:: Page text ::
*-*-*
5 0x0000555555557b91 in processVideo(std::__cxx11::basic_string<char, std::char_traits, std::allocator >) ()

6 0x000055555555c266 in main ()

kthui commented 7 months ago

I wonder if you still get the segmentation fault if you run the ensemble_image_client.cc directly via command line? If not, maybe there is a difference in the inputs passed into the triton::client::InferenceServerGrpcClient::Infer() function between the client and your code?

lawliet0823 commented 7 months ago

My updated code is as follows.

void clientSendImages(const std::vector<cv::Mat> images, std::string model_name_, std::string model_version_) 
{
    const std::string url("0.0.0.0:8001");
    std::unique_ptr<tc::InferenceServerGrpcClient> grpcClient;
    tc::Error err;

    FAIL_IF_ERR(tc::InferenceServerGrpcClient::Create(&grpcClient, url, false), "Error creating grpc client");

    tc::InferOptions options(model_name_);
    options.model_version_ = "1";

    tc::InferInput *input;
    const std::string input_name = "images";
    const std::vector<int64_t> input_shape = {10, 3, 640, 640};
    FAIL_IF_ERR(tc::InferInput::Create(&input, input_name, input_shape, "FP32"), "Error: Creating input failed");

    tc::InferRequestedOutput *output;
    // Set the number of classification expected
    err = tc::InferRequestedOutput::Create(&output, "output0");
    if (!err.IsOk())
    {
        std::cerr << "unable to get output: " << err << std::endl;
        exit(1);
    }
    std::shared_ptr<tc::InferRequestedOutput> output_ptr(output);

    std::shared_ptr<tc::InferInput> input_ptr(input);
    std::vector<tc::InferInput *> inputs = {input_ptr.get()};
    std::vector<const tc::InferRequestedOutput *> outputs = {output_ptr.get()};

    std::vector<std::vector<uint8_t>> image_data;
    // FAIL_IF_ERR(input_ptr->Reset(), "Reset Failed!!!");
    for (int index = 0; index < 10; index++)
*-*-*
:: Source information ::
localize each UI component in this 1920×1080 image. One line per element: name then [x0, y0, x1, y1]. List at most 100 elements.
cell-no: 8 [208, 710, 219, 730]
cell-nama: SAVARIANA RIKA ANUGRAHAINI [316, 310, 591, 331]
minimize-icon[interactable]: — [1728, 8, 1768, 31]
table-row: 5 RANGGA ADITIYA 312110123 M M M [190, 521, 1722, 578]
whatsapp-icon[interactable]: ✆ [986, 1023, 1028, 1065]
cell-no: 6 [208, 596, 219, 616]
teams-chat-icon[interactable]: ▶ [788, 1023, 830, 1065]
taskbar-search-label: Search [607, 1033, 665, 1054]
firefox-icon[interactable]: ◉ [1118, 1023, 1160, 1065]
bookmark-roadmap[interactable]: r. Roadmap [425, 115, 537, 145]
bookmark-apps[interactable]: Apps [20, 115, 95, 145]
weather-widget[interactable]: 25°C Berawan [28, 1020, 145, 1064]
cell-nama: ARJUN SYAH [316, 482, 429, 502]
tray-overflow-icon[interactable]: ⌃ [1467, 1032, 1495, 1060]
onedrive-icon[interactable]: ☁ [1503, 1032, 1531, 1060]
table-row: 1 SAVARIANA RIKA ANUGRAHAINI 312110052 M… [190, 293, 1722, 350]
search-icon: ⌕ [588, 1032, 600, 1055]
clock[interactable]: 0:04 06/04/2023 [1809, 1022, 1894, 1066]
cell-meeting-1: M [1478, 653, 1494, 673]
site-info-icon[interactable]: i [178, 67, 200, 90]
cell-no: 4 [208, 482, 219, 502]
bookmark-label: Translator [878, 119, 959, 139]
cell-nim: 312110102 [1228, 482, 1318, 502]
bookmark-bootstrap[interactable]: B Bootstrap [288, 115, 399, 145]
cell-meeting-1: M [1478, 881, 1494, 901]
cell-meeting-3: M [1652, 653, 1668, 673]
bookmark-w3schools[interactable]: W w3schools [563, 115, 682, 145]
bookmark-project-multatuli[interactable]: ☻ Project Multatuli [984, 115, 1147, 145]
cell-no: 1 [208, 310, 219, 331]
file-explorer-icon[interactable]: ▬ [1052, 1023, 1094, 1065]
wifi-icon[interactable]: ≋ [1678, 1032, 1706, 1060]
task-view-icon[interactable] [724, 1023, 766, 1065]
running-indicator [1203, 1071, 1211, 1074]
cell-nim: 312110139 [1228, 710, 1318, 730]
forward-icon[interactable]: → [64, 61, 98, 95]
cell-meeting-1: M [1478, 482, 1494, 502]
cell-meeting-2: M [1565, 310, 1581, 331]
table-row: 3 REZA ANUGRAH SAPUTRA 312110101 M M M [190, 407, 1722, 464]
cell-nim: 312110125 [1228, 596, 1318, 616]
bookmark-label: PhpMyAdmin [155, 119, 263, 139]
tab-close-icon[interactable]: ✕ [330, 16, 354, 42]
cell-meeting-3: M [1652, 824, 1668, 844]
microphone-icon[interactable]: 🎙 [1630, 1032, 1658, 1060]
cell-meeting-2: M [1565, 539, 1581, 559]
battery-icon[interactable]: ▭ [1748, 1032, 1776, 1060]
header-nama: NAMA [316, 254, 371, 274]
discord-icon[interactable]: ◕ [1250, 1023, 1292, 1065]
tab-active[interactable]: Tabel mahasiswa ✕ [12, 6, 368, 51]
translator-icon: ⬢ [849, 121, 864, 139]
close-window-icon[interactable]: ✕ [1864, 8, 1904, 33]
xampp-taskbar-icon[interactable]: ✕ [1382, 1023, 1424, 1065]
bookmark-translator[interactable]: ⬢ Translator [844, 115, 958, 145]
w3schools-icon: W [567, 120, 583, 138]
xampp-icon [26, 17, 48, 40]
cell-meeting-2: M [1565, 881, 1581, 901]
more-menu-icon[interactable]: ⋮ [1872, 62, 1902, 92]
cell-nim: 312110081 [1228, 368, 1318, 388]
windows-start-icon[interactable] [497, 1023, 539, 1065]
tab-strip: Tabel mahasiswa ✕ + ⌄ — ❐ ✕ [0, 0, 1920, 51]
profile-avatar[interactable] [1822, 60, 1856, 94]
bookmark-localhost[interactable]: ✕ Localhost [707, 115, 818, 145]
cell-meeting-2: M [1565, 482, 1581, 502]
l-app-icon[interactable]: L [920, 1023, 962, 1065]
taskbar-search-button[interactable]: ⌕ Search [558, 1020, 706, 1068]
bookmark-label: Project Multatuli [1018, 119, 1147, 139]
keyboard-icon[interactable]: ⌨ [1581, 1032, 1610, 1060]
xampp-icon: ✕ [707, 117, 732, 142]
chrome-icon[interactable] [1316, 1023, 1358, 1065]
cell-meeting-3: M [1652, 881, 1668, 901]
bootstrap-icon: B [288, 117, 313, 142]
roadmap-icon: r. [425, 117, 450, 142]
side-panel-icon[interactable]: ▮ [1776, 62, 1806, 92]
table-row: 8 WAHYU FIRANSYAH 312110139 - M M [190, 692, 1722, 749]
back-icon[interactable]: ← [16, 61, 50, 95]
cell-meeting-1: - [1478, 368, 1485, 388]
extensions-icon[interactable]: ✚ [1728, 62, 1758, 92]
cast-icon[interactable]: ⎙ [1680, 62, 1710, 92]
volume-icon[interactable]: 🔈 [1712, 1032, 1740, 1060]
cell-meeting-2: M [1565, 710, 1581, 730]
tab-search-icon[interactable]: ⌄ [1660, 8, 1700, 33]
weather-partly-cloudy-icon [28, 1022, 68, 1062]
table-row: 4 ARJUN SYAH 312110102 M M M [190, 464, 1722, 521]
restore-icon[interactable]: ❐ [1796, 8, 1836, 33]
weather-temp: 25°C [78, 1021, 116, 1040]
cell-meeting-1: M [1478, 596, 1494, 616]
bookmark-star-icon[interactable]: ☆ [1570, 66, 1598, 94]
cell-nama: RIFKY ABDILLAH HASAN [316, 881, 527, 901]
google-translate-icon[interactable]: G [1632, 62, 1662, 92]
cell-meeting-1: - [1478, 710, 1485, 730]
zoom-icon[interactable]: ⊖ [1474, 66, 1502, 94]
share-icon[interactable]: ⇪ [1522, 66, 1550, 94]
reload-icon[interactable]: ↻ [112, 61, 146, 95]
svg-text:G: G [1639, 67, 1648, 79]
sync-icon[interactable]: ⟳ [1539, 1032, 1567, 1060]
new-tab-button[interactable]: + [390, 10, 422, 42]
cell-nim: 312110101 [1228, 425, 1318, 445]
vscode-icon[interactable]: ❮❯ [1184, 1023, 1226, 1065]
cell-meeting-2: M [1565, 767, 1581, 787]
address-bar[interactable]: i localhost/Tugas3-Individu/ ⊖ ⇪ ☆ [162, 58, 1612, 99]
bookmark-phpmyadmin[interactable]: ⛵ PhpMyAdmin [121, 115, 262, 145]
*-*-*
:: Problems to work on ::
(a) According to the Triton gRPC client thread, what input shape does the updated code pass when creating the "images" input?
(b) Continue the Triton gRPC client thread from the line that opens the loop over the ten images.

:: Solved problems ::
(a) {10, 3, 640, 640}

(b)
    {
        image_data.emplace_back();
        Preprocess(images[index], cv::Size(640, 640), &(image_data.back()));
    }

    for (int index = 0; index < 10; index++)
    {
        FAIL_IF_ERR(input_ptr->AppendRaw(image_data[index]), "AppendRaw Failed!!!");
    }

    tc::InferResult *results;
    FAIL_IF_ERR(grpcClient->Infer(&results, options, inputs, outputs), "Fail to get results");
    std::unique_ptr<tc::InferResult> results_ptr;
    results_ptr.reset(results);

    Postprocess(std::move(results_ptr), 10, images);
}

No segmentation fault occurred. My post-processing code is as follows.

void Postprocess(
    const std::unique_ptr<tc::InferResult> result,
    const size_t batch_size, const std::vector<cv::Mat> images)
{
    std::string output_name("output0");
    const int rows = 8400;
    const int dimensions = 84;

    if (!result->RequestStatus().IsOk())
    {
        std::cerr << "inference failed with error: " << result->RequestStatus()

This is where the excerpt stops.